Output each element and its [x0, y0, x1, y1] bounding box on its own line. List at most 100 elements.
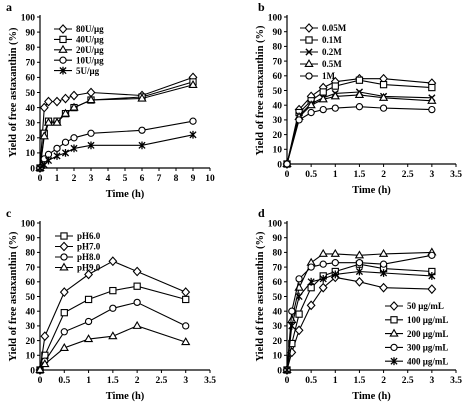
data-point — [109, 286, 117, 295]
legend-marker — [58, 44, 68, 53]
y-tick-label: 30 — [26, 119, 36, 129]
legend-label: 10U/μg — [76, 55, 104, 65]
data-point — [181, 287, 191, 298]
x-tick-label: 3 — [89, 174, 94, 184]
data-point — [319, 88, 327, 96]
data-point — [138, 141, 146, 150]
data-point — [331, 270, 339, 279]
legend-label: 100 μg/mL — [407, 315, 448, 325]
legend-marker — [305, 72, 313, 80]
x-tick-label: 1.5 — [353, 376, 365, 386]
x-tick-label: 1.5 — [107, 376, 119, 386]
y-tick-label: 0 — [277, 366, 282, 376]
data-point — [43, 117, 54, 126]
data-point — [53, 144, 61, 153]
x-axis-label: Time (h) — [106, 189, 145, 200]
data-point — [189, 130, 197, 139]
y-tick-label: 80 — [273, 249, 283, 259]
x-tick-label: 2 — [381, 376, 386, 386]
y-tick-label: 70 — [26, 59, 36, 69]
x-tick-label: 0.5 — [305, 170, 317, 180]
data-point — [427, 284, 437, 295]
data-point — [283, 160, 291, 168]
y-tick-label: 40 — [26, 104, 36, 114]
y-tick-label: 60 — [273, 278, 283, 288]
x-axis-label: Time (h) — [106, 391, 145, 402]
data-point — [288, 307, 296, 315]
legend-label: 20U/μg — [76, 45, 104, 55]
data-point — [189, 117, 197, 125]
series-400-g-ml — [283, 267, 436, 374]
x-tick-label: 8 — [174, 174, 179, 184]
legend-marker — [305, 36, 313, 44]
data-point — [354, 250, 365, 259]
data-point — [288, 322, 296, 330]
x-tick-label: 0 — [285, 376, 290, 386]
legend-label: pH7.0 — [77, 242, 101, 252]
y-tick-label: 70 — [273, 263, 283, 273]
data-point — [61, 138, 70, 146]
data-point — [295, 292, 303, 301]
data-point — [181, 337, 191, 346]
x-tick-label: 4 — [106, 174, 111, 184]
data-point — [69, 102, 79, 111]
y-tick-label: 20 — [273, 131, 283, 141]
series-line — [286, 94, 432, 165]
data-point — [39, 102, 49, 113]
data-point — [61, 149, 70, 157]
y-tick-label: 50 — [26, 89, 36, 99]
legend-label: 300 μg/mL — [407, 343, 448, 353]
x-tick-label: 0 — [285, 170, 290, 180]
data-point — [133, 298, 141, 307]
data-point — [59, 342, 69, 351]
data-point — [295, 275, 303, 283]
data-point — [379, 80, 388, 89]
x-tick-label: 3.5 — [204, 376, 216, 386]
legend-label: 1M — [322, 71, 336, 81]
data-point — [39, 131, 49, 140]
data-point — [188, 79, 198, 88]
x-tick-label: 1 — [55, 174, 60, 184]
legend-label: 40U/μg — [76, 35, 104, 45]
data-point — [319, 274, 327, 283]
series-10u-g — [36, 117, 197, 172]
x-tick-label: 10 — [205, 174, 215, 184]
legend-marker — [390, 357, 398, 366]
data-point — [427, 95, 437, 104]
y-tick-label: 30 — [26, 322, 36, 332]
data-point — [355, 103, 364, 111]
data-point — [44, 156, 53, 165]
series-20u-g — [35, 79, 198, 172]
x-tick-label: 3 — [429, 170, 434, 180]
data-point — [60, 108, 71, 117]
y-tick-label: 40 — [26, 308, 36, 318]
legend: 0.05M 0.1M 0.2M 0.5M 1M — [300, 23, 347, 81]
data-point — [355, 259, 364, 267]
x-tick-label: 0 — [38, 376, 43, 386]
data-point — [428, 105, 436, 114]
legend-label: 200 μg/mL — [407, 329, 448, 339]
legend: 50 μg/mL 100 μg/mL 200 μg/mL 300 μg/mL 400 μ… — [385, 301, 448, 366]
legend-marker — [58, 24, 68, 34]
y-tick-label: 10 — [273, 352, 283, 362]
y-tick-label: 0 — [277, 160, 282, 170]
x-tick-label: 2 — [381, 170, 386, 180]
data-point — [108, 256, 118, 267]
y-tick-label: 10 — [273, 146, 283, 156]
data-point — [69, 90, 79, 101]
data-point — [132, 266, 142, 277]
data-point — [295, 116, 303, 124]
x-tick-label: 6 — [140, 174, 145, 184]
data-point — [331, 259, 339, 267]
legend-label: 50 μg/mL — [407, 301, 444, 311]
y-tick-label: 10 — [26, 149, 36, 159]
data-point — [378, 248, 389, 257]
data-point — [318, 248, 328, 257]
legend-marker — [390, 316, 398, 324]
y-axis-label: Yield of free astaxanthin (%) — [255, 231, 266, 362]
x-tick-label: 1 — [333, 376, 338, 386]
data-point — [40, 359, 50, 368]
series-ph9-0 — [35, 320, 191, 374]
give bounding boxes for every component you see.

-- -- --

Count the lines in the records above that contain the string "bounding" and give only that number.

Answer. 2